** START OF Given entries **
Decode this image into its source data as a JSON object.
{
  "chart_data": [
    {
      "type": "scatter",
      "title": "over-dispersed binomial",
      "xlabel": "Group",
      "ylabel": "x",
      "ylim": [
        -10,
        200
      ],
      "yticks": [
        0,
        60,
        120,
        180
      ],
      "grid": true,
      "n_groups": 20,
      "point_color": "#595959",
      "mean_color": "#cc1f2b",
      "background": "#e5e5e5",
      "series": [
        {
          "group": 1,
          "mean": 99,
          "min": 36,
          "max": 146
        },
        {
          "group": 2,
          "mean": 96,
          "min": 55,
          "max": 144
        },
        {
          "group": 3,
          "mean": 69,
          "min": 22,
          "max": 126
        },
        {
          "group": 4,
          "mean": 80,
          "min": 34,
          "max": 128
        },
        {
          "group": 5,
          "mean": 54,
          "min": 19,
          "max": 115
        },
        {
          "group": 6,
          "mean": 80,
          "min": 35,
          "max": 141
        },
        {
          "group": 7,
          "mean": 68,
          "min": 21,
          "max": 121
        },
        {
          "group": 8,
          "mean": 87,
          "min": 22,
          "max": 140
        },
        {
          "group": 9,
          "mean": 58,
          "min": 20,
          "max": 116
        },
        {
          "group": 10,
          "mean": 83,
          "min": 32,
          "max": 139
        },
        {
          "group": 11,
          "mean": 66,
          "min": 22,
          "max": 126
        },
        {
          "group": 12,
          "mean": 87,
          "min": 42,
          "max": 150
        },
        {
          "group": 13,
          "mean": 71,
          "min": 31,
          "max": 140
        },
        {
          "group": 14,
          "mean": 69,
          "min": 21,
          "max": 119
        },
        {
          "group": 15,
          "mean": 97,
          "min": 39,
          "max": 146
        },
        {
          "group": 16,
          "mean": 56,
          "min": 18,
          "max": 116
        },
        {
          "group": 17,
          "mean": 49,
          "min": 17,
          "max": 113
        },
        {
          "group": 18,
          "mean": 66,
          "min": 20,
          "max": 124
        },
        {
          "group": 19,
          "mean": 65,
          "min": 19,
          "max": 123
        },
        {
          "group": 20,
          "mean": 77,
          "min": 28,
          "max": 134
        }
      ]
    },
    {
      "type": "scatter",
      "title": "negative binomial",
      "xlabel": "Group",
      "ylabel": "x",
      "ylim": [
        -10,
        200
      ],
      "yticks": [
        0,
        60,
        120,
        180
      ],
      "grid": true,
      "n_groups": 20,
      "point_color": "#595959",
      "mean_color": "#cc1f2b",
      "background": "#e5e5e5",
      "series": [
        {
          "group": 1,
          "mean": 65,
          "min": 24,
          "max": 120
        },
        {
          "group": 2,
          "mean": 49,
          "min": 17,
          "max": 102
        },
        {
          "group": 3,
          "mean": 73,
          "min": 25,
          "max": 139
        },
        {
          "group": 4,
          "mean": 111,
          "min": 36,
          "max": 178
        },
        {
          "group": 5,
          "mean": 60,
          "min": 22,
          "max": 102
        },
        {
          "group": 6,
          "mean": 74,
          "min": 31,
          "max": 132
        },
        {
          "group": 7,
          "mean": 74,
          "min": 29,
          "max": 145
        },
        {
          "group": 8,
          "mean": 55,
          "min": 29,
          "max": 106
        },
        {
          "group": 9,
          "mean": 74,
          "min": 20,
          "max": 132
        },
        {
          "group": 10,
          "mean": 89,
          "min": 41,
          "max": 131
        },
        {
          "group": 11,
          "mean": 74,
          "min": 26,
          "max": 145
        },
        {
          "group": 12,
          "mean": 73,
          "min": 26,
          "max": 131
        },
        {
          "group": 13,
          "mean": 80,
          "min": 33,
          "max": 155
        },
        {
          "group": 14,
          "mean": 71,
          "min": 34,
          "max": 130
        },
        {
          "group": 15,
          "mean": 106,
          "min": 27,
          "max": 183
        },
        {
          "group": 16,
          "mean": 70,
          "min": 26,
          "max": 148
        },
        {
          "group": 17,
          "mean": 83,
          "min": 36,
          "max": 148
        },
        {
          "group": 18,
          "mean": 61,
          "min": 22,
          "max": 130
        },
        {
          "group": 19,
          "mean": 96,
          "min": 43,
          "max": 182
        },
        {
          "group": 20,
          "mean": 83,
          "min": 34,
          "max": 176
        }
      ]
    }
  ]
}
** END OF Given entries **
• [Exercise details]:
Would you write down every record again, exactly?

• [Exercise output]:
Decode this image into its source data as a JSON object.
{
  "chart_data": [
    {
      "type": "scatter",
      "title": "over-dispersed binomial",
      "xlabel": "Group",
      "ylabel": "x",
      "ylim": [
        -10,
        200
      ],
      "yticks": [
        0,
        60,
        120,
        180
      ],
      "grid": true,
      "n_groups": 20,
      "point_color": "#595959",
      "mean_color": "#cc1f2b",
      "background": "#e5e5e5",
      "series": [
        {
          "group": 1,
          "mean": 99,
          "min": 36,
          "max": 146
        },
        {
          "group": 2,
          "mean": 96,
          "min": 55,
          "max": 144
        },
        {
          "group": 3,
          "mean": 69,
          "min": 22,
          "max": 126
        },
        {
          "group": 4,
          "mean": 80,
          "min": 34,
          "max": 128
        },
        {
          "group": 5,
          "mean": 54,
          "min": 19,
          "max": 115
        },
        {
          "group": 6,
          "mean": 80,
          "min": 35,
          "max": 141
        },
        {
          "group": 7,
          "mean": 68,
          "min": 21,
          "max": 121
        },
        {
          "group": 8,
          "mean": 87,
          "min": 22,
          "max": 140
        },
        {
          "group": 9,
          "mean": 58,
          "min": 20,
          "max": 116
        },
        {
          "group": 10,
          "mean": 83,
          "min": 32,
          "max": 139
        },
        {
          "group": 11,
          "mean": 66,
          "min": 22,
          "max": 126
        },
        {
          "group": 12,
          "mean": 87,
          "min": 42,
          "max": 150
        },
        {
          "group": 13,
          "mean": 71,
          "min": 31,
          "max": 140
        },
        {
          "group": 14,
          "mean": 69,
          "min": 21,
          "max": 119
        },
        {
          "group": 15,
          "mean": 97,
          "min": 39,
          "max": 146
        },
        {
          "group": 16,
          "mean": 56,
          "min": 18,
          "max": 116
        },
        {
          "group": 17,
          "mean": 49,
          "min": 17,
          "max": 113
        },
        {
          "group": 18,
          "mean": 66,
          "min": 20,
          "max": 124
        },
        {
          "group": 19,
          "mean": 65,
          "min": 19,
          "max": 123
        },
        {
          "group": 20,
          "mean": 77,
          "min": 28,
          "max": 134
        }
      ]
    },
    {
      "type": "scatter",
      "title": "negative binomial",
      "xlabel": "Group",
      "ylabel": "x",
      "ylim": [
        -10,
        200
      ],
      "yticks": [
        0,
        60,
        120,
        180
      ],
      "grid": true,
      "n_groups": 20,
      "point_color": "#595959",
      "mean_color": "#cc1f2b",
      "background": "#e5e5e5",
      "series": [
        {
          "group": 1,
          "mean": 65,
          "min": 24,
          "max": 120
        },
        {
          "group": 2,
          "mean": 49,
          "min": 17,
          "max": 102
        },
        {
          "group": 3,
          "mean": 73,
          "min": 25,
          "max": 139
        },
        {
          "group": 4,
          "mean": 111,
          "min": 36,
          "max": 178
        },
        {
          "group": 5,
          "mean": 60,
          "min": 22,
          "max": 102
        },
        {
          "group": 6,
          "mean": 74,
          "min": 31,
          "max": 132
        },
        {
          "group": 7,
          "mean": 74,
          "min": 29,
          "max": 145
        },
        {
          "group": 8,
          "mean": 55,
          "min": 29,
          "max": 106
        },
        {
          "group": 9,
          "mean": 74,
          "min": 20,
          "max": 132
        },
        {
          "group": 10,
          "mean": 89,
          "min": 41,
          "max": 131
        },
        {
          "group": 11,
          "mean": 74,
          "min": 26,
          "max": 145
        },
        {
          "group": 12,
          "mean": 73,
          "min": 26,
          "max": 131
        },
        {
          "group": 13,
          "mean": 80,
          "min": 33,
          "max": 155
        },
        {
          "group": 14,
          "mean": 71,
          "min": 34,
          "max": 130
        },
        {
          "group": 15,
          "mean": 106,
          "min": 27,
          "max": 183
        },
        {
          "group": 16,
          "mean": 70,
          "min": 26,
          "max": 148
        },
        {
          "group": 17,
          "mean": 83,
          "min": 36,
          "max": 148
        },
        {
          "group": 18,
          "mean": 61,
          "min": 22,
          "max": 130
        },
        {
          "group": 19,
          "mean": 96,
          "min": 43,
          "max": 182
        },
        {
          "group": 20,
          "mean": 83,
          "min": 34,
          "max": 176
        }
      ]
    }
  ]
}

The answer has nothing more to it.